▶ _REQUIRED TASK_: Copy all of the following records line by line, changing no character.

▶ _PROVIDED DATA_:
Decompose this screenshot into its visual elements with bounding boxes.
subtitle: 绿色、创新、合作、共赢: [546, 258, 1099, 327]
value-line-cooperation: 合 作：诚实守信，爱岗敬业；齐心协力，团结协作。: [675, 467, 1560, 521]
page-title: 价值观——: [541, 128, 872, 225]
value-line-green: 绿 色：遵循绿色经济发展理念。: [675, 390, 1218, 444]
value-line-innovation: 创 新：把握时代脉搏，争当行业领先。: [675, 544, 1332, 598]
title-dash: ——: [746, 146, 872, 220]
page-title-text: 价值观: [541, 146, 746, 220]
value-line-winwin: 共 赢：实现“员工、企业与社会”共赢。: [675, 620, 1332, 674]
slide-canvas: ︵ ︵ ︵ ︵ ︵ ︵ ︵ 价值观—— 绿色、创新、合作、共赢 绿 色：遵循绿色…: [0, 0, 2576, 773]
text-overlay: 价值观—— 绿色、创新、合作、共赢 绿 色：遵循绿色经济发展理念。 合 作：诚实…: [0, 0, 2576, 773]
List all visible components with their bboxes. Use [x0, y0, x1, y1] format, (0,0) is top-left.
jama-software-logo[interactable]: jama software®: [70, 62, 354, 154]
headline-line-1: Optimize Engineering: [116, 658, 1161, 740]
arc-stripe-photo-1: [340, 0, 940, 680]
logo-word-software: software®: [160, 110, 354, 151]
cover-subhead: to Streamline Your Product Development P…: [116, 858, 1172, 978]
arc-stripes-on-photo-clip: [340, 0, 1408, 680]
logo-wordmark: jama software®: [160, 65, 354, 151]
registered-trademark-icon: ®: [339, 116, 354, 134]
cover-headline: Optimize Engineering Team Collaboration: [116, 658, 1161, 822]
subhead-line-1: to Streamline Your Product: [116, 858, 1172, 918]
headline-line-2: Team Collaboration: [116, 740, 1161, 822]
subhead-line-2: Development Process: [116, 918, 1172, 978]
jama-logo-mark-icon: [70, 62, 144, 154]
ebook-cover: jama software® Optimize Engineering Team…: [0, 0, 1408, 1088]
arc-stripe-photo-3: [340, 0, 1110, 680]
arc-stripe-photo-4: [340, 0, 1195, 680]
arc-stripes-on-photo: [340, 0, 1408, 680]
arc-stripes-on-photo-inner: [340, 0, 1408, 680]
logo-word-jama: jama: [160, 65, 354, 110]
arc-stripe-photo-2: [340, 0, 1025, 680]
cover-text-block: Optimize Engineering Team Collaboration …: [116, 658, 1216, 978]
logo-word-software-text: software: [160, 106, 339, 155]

▶ _WRITTEN ANSWER_:
Decompose this screenshot into its visual elements with bounding boxes.
subtitle: 绿色、创新、合作、共赢: [546, 258, 1099, 327]
value-line-cooperation: 合 作：诚实守信，爱岗敬业；齐心协力，团结协作。: [675, 467, 1560, 521]
page-title: 价值观——: [541, 128, 872, 225]
value-line-green: 绿 色：遵循绿色经济发展理念。: [675, 390, 1218, 444]
value-line-innovation: 创 新：把握时代脉搏，争当行业领先。: [675, 544, 1332, 598]
title-dash: ——: [746, 146, 872, 220]
page-title-text: 价值观: [541, 146, 746, 220]
value-line-winwin: 共 赢：实现“员工、企业与社会”共赢。: [675, 620, 1332, 674]
slide-canvas: ︵ ︵ ︵ ︵ ︵ ︵ ︵ 价值观—— 绿色、创新、合作、共赢 绿 色：遵循绿色…: [0, 0, 2576, 773]
text-overlay: 价值观—— 绿色、创新、合作、共赢 绿 色：遵循绿色经济发展理念。 合 作：诚实…: [0, 0, 2576, 773]
List all visible components with their bboxes. Use [x0, y0, x1, y1] format, (0,0) is top-left.
jama-software-logo[interactable]: jama software®: [70, 62, 354, 154]
headline-line-1: Optimize Engineering: [116, 658, 1161, 740]
arc-stripe-photo-1: [340, 0, 940, 680]
logo-word-software: software®: [160, 110, 354, 151]
cover-subhead: to Streamline Your Product Development P…: [116, 858, 1172, 978]
arc-stripes-on-photo-clip: [340, 0, 1408, 680]
logo-wordmark: jama software®: [160, 65, 354, 151]
registered-trademark-icon: ®: [339, 116, 354, 134]
cover-headline: Optimize Engineering Team Collaboration: [116, 658, 1161, 822]
subhead-line-1: to Streamline Your Product: [116, 858, 1172, 918]
headline-line-2: Team Collaboration: [116, 740, 1161, 822]
subhead-line-2: Development Process: [116, 918, 1172, 978]
jama-logo-mark-icon: [70, 62, 144, 154]
ebook-cover: jama software® Optimize Engineering Team…: [0, 0, 1408, 1088]
arc-stripe-photo-3: [340, 0, 1110, 680]
arc-stripe-photo-4: [340, 0, 1195, 680]
arc-stripes-on-photo: [340, 0, 1408, 680]
arc-stripes-on-photo-inner: [340, 0, 1408, 680]
logo-word-jama: jama: [160, 65, 354, 110]
arc-stripe-photo-2: [340, 0, 1025, 680]
cover-text-block: Optimize Engineering Team Collaboration …: [116, 658, 1216, 978]
logo-word-software-text: software: [160, 106, 339, 155]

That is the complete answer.